= PROBLEM DETAILS =
Skip the images and return the records below exactly.

= DATA SUPPLIED =
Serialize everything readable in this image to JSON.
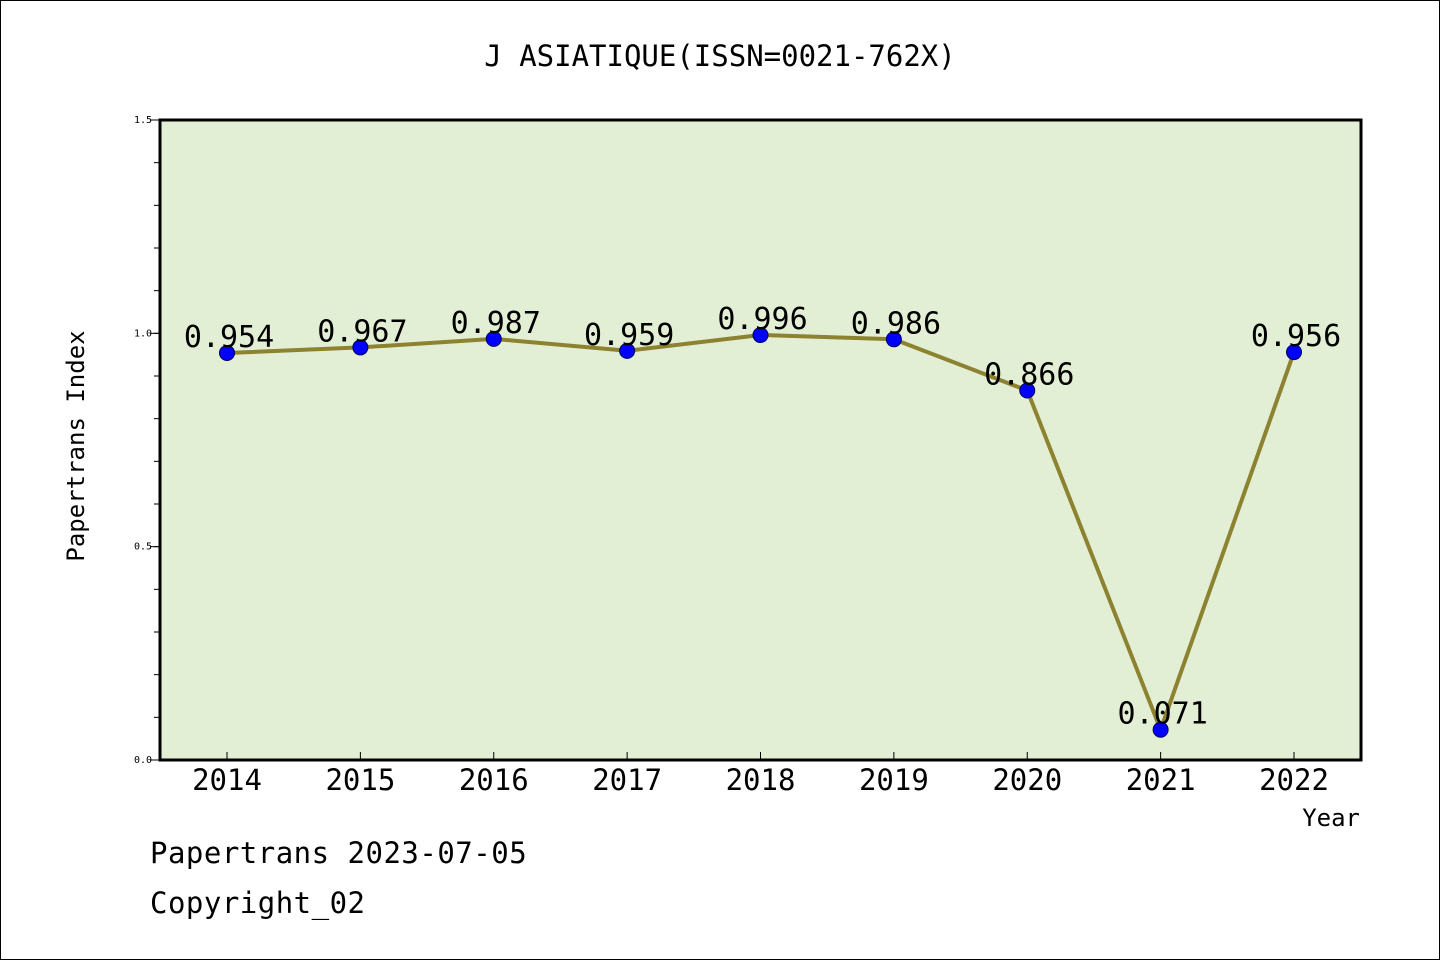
{
  "chart_data": {
    "type": "line",
    "title": "J ASIATIQUE(ISSN=0021-762X)",
    "xlabel": "Year",
    "ylabel": "Papertrans Index",
    "categories": [
      "2014",
      "2015",
      "2016",
      "2017",
      "2018",
      "2019",
      "2020",
      "2021",
      "2022"
    ],
    "series": [
      {
        "values": [
          0.954,
          0.967,
          0.987,
          0.959,
          0.996,
          0.986,
          0.866,
          0.071,
          0.956
        ],
        "data_labels": [
          "0.954",
          "0.967",
          "0.987",
          "0.959",
          "0.996",
          "0.986",
          "0.866",
          "0.071",
          "0.956"
        ]
      }
    ],
    "ylim": [
      0,
      1.5
    ],
    "yticks": [
      "0.0",
      "0.5",
      "1.0",
      "1.5"
    ],
    "grid": false,
    "colors": {
      "plot_background": "#e2efd5",
      "line": "#8c8230",
      "marker": "#0000ff"
    }
  },
  "footer": {
    "line1": "Papertrans 2023-07-05",
    "line2": "Copyright_02"
  }
}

= WRITTEN ANSWER =
Serialize everything readable in this image to JSON.
{
  "chart_data": {
    "type": "line",
    "title": "J ASIATIQUE(ISSN=0021-762X)",
    "xlabel": "Year",
    "ylabel": "Papertrans Index",
    "categories": [
      "2014",
      "2015",
      "2016",
      "2017",
      "2018",
      "2019",
      "2020",
      "2021",
      "2022"
    ],
    "series": [
      {
        "values": [
          0.954,
          0.967,
          0.987,
          0.959,
          0.996,
          0.986,
          0.866,
          0.071,
          0.956
        ],
        "data_labels": [
          "0.954",
          "0.967",
          "0.987",
          "0.959",
          "0.996",
          "0.986",
          "0.866",
          "0.071",
          "0.956"
        ]
      }
    ],
    "ylim": [
      0,
      1.5
    ],
    "yticks": [
      "0.0",
      "0.5",
      "1.0",
      "1.5"
    ],
    "grid": false,
    "colors": {
      "plot_background": "#e2efd5",
      "line": "#8c8230",
      "marker": "#0000ff"
    }
  },
  "footer": {
    "line1": "Papertrans 2023-07-05",
    "line2": "Copyright_02"
  }
}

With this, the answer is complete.